EXERCISE GOAL —
Gather up every line from the entries below that uses the word "object".

RECORD EXCERPTS —

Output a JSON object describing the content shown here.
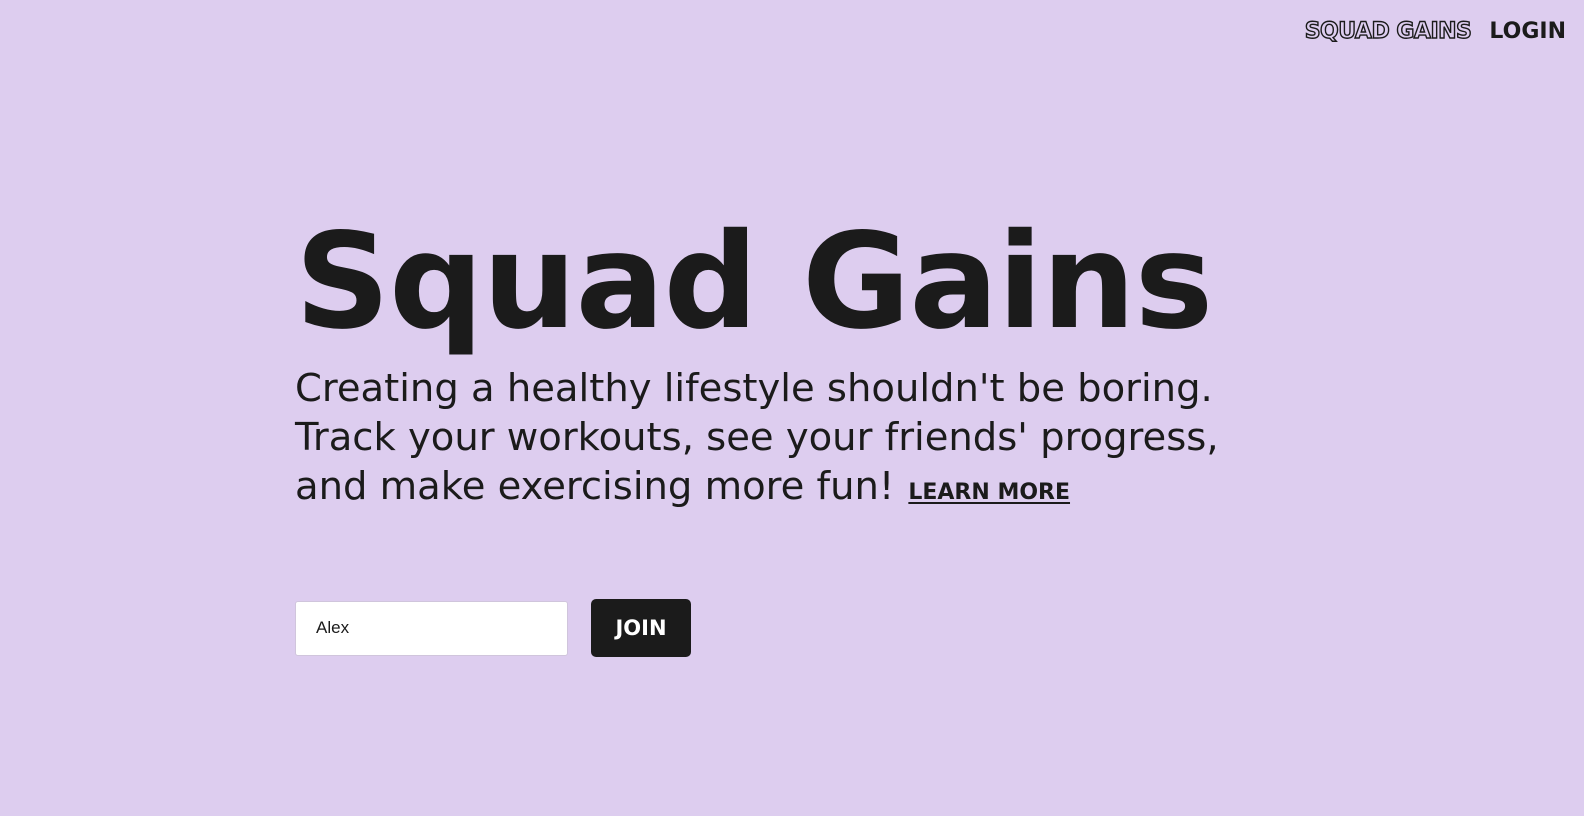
{
  "colors": {
    "background": "#ddcdef",
    "text": "#1b1b1b",
    "button_bg": "#1b1b1b",
    "button_text": "#ffffff",
    "input_bg": "#ffffff"
  },
  "nav": {
    "brand": "SQUAD GAINS",
    "login": "LOGIN"
  },
  "hero": {
    "title": "Squad Gains",
    "description_lines": [
      "Creating a healthy lifestyle shouldn't be boring.",
      "Track your workouts, see your friends' progress,",
      "and make exercising more fun!"
    ],
    "learn_more": "LEARN MORE"
  },
  "join_form": {
    "name_value": "Alex",
    "join_label": "JOIN"
  }
}
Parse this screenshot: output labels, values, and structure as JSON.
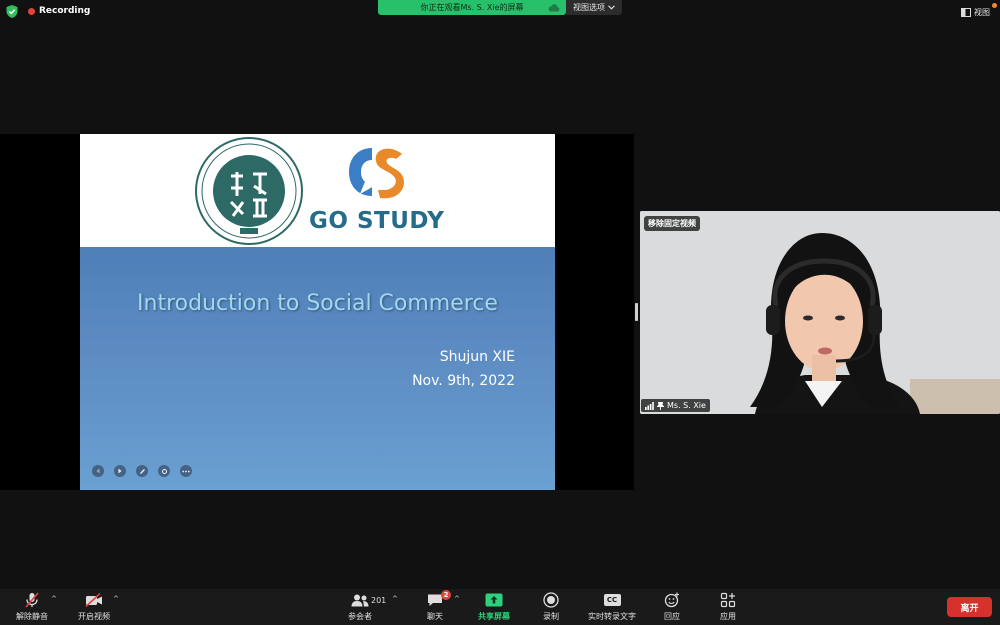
{
  "topbar": {
    "recording_label": "Recording",
    "share_banner_text": "你正在观看Ms. S. Xie的屏幕",
    "view_options_label": "视图选项",
    "view_label": "视图"
  },
  "slide": {
    "brand_text": "GO STUDY",
    "title": "Introduction to Social Commerce",
    "author": "Shujun XIE",
    "date": "Nov. 9th, 2022"
  },
  "video": {
    "pin_badge": "移除固定视频",
    "participant_name": "Ms. S. Xie"
  },
  "toolbar": {
    "unmute_label": "解除静音",
    "start_video_label": "开启视频",
    "participants_label": "参会者",
    "participants_count": "201",
    "chat_label": "聊天",
    "chat_badge": "2",
    "share_label": "共享屏幕",
    "record_label": "录制",
    "captions_label": "实时转录文字",
    "captions_icon_text": "CC",
    "reactions_label": "回应",
    "apps_label": "应用",
    "leave_label": "离开"
  },
  "colors": {
    "share_green": "#27c06b",
    "leave_red": "#d6312c",
    "record_red": "#e2433f",
    "slide_title": "#9fd9ef",
    "slide_bg": "#5e8ec4",
    "logo_orange": "#e8892c",
    "logo_blue": "#3b7ec6"
  }
}
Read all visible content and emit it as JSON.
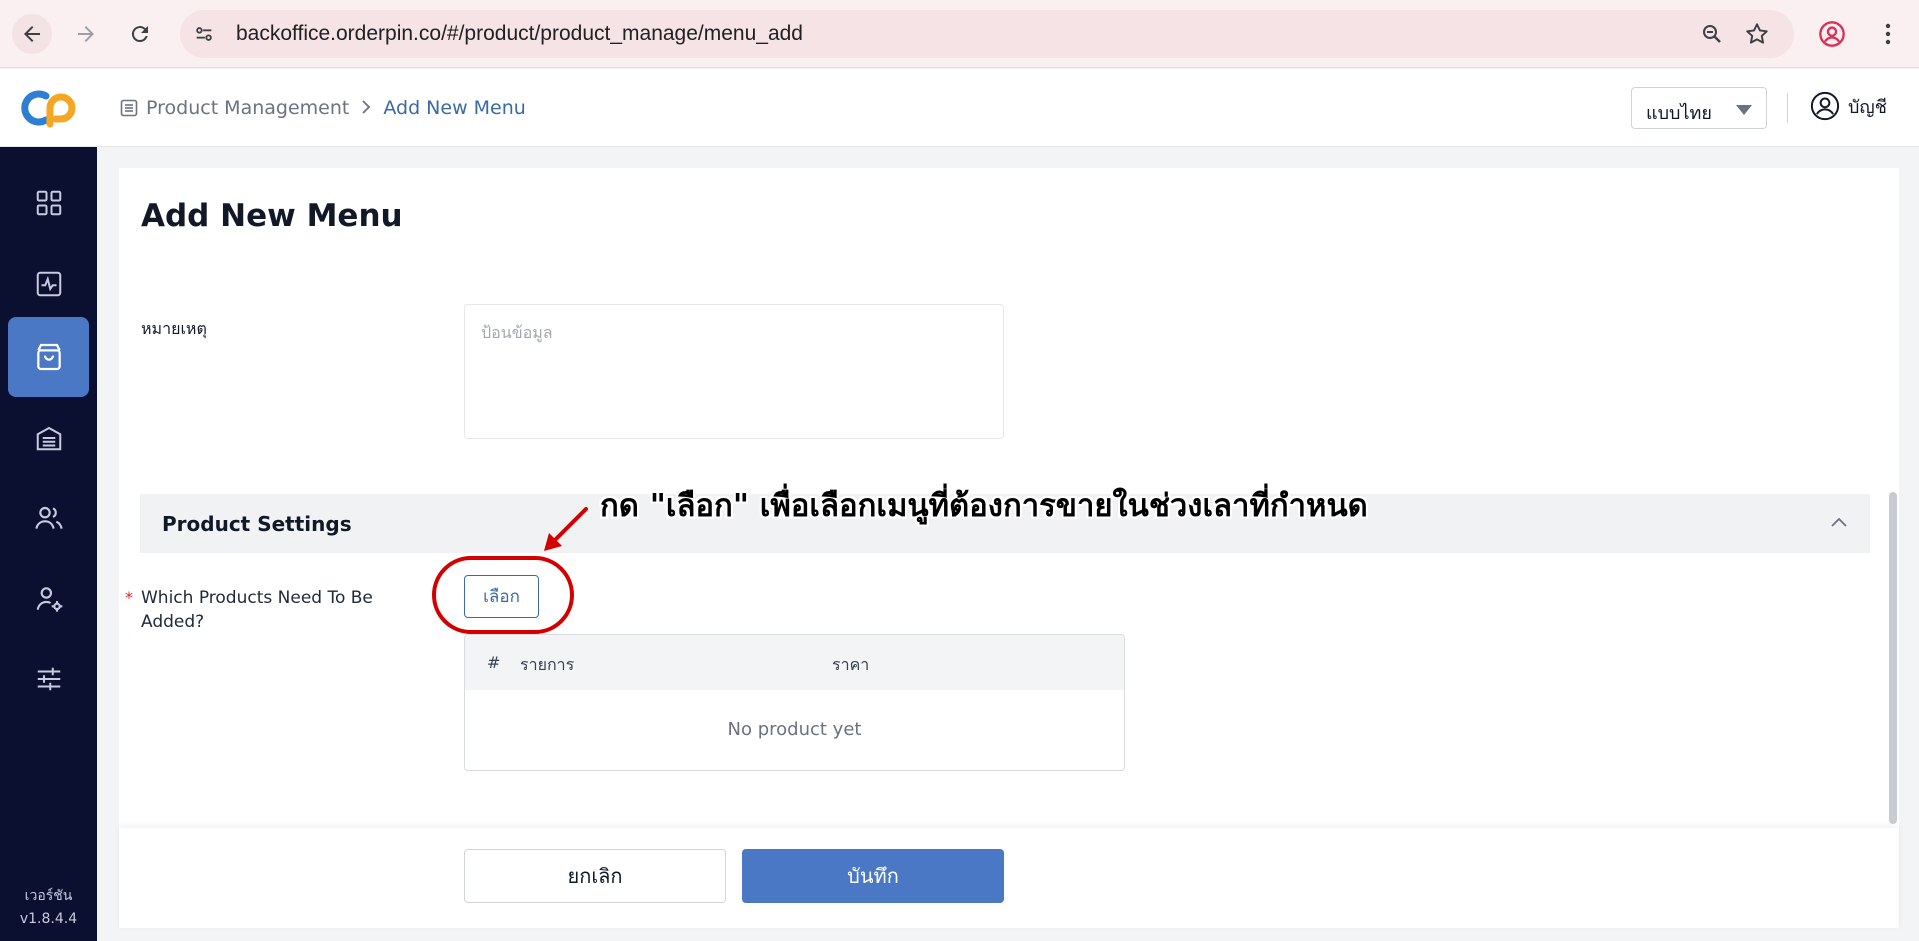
{
  "browser": {
    "url": "backoffice.orderpin.co/#/product/product_manage/menu_add"
  },
  "header": {
    "breadcrumb": [
      "Product Management",
      "Add New Menu"
    ],
    "language": "แบบไทย",
    "account_label": "บัญชี"
  },
  "sidebar": {
    "items": [
      {
        "icon": "dashboard-grid-icon",
        "active": false
      },
      {
        "icon": "activity-chart-icon",
        "active": false
      },
      {
        "icon": "shopping-bag-icon",
        "active": true
      },
      {
        "icon": "warehouse-icon",
        "active": false
      },
      {
        "icon": "users-icon",
        "active": false
      },
      {
        "icon": "user-settings-icon",
        "active": false
      },
      {
        "icon": "sliders-icon",
        "active": false
      }
    ],
    "version_label": "เวอร์ชัน",
    "version_number": "v1.8.4.4"
  },
  "page": {
    "title": "Add New Menu",
    "note_label": "หมายเหตุ",
    "note_placeholder": "ป้อนข้อมูล",
    "section_title": "Product Settings",
    "products_label": "Which Products Need To Be Added?",
    "select_button": "เลือก",
    "annotation": "กด \"เลือก\" เพื่อเลือกเมนูที่ต้องการขายในช่วงเลาที่กำหนด",
    "table": {
      "columns": [
        "#",
        "รายการ",
        "ราคา"
      ],
      "empty_message": "No product yet"
    }
  },
  "footer": {
    "cancel": "ยกเลิก",
    "save": "บันทึก"
  },
  "colors": {
    "accent": "#4a78c4",
    "sidebar_bg": "#0c1030",
    "link": "#3a6aa5",
    "highlight": "#d40000"
  }
}
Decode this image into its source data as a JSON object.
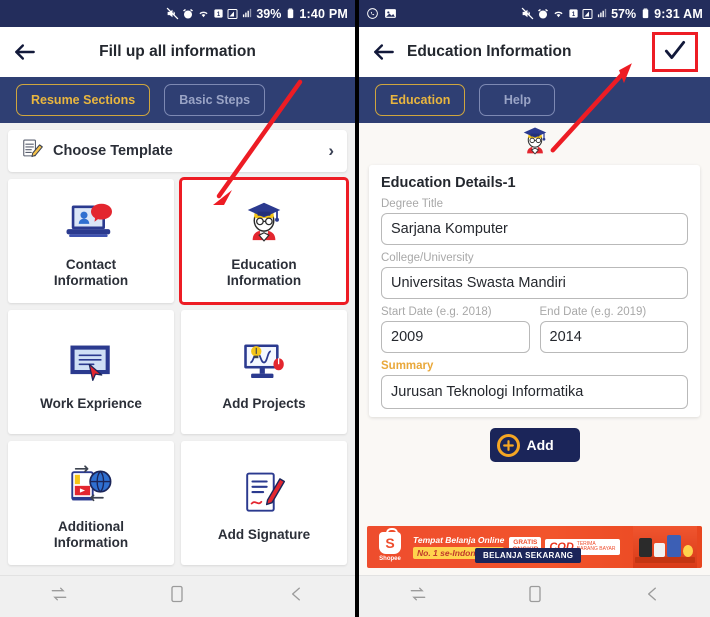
{
  "left": {
    "status": {
      "time": "1:40 PM",
      "battery_pct": "39%",
      "icons": [
        "mute-icon",
        "alarm-icon",
        "wifi-icon",
        "sim1-icon",
        "signal-icon",
        "battery-icon"
      ]
    },
    "appbar": {
      "title": "Fill up all information",
      "back_icon": "back-arrow-icon"
    },
    "tabs": [
      {
        "label": "Resume Sections",
        "active": true
      },
      {
        "label": "Basic Steps",
        "active": false
      }
    ],
    "template_row": {
      "label": "Choose Template",
      "icon": "note-pencil-icon",
      "chevron": "›"
    },
    "grid": [
      {
        "label": "Contact\nInformation",
        "icon": "laptop-contact-icon",
        "highlighted": false
      },
      {
        "label": "Education\nInformation",
        "icon": "graduate-icon",
        "highlighted": true
      },
      {
        "label": "Work Exprience",
        "icon": "document-cursor-icon",
        "highlighted": false
      },
      {
        "label": "Add Projects",
        "icon": "monitor-idea-icon",
        "highlighted": false
      },
      {
        "label": "Additional\nInformation",
        "icon": "book-globe-icon",
        "highlighted": false
      },
      {
        "label": "Add Signature",
        "icon": "signature-icon",
        "highlighted": false
      }
    ],
    "navbar": [
      "recents-icon",
      "home-icon",
      "back-icon"
    ]
  },
  "right": {
    "status": {
      "time": "9:31 AM",
      "battery_pct": "57%",
      "left_icons": [
        "whatsapp-icon",
        "screenshot-icon"
      ],
      "icons": [
        "mute-icon",
        "alarm-icon",
        "wifi-icon",
        "sim1-icon",
        "signal-icon",
        "battery-icon"
      ]
    },
    "appbar": {
      "title": "Education Information",
      "back_icon": "back-arrow-icon",
      "confirm_icon": "check-icon"
    },
    "tabs": [
      {
        "label": "Education",
        "active": true
      },
      {
        "label": "Help",
        "active": false
      }
    ],
    "avatar_icon": "graduate-icon",
    "form": {
      "title": "Education Details-1",
      "fields": [
        {
          "label": "Degree Title",
          "value": "Sarjana Komputer"
        },
        {
          "label": "College/University",
          "value": "Universitas Swasta Mandiri"
        },
        {
          "label": "Start Date (e.g. 2018)",
          "value": "2009"
        },
        {
          "label": "End Date (e.g. 2019)",
          "value": "2014"
        },
        {
          "label": "Summary",
          "value": "Jurusan Teknologi Informatika"
        }
      ]
    },
    "add_button": {
      "label": "Add",
      "icon": "plus-circle-icon"
    },
    "ad": {
      "brand": "Shopee",
      "line1": "Tempat Belanja Online",
      "line2": "No. 1 se-Indonesia",
      "badge_free": "GRATIS ONGKIR",
      "badge_cod": "COD",
      "badge_cod_sub": "TERIMA BARANG BAYAR",
      "cta": "BELANJA SEKARANG"
    },
    "navbar": [
      "recents-icon",
      "home-icon",
      "back-icon"
    ]
  },
  "annotations": {
    "left_arrow": {
      "color": "#ed1c24",
      "points_to": "Education Information"
    },
    "right_arrow": {
      "color": "#ed1c24",
      "points_to": "check-icon"
    },
    "highlight_color": "#ed1c24"
  }
}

TASK OUTPUT —
Output a JSON object describing the content shown here.
Decode this image into its source data as a JSON object.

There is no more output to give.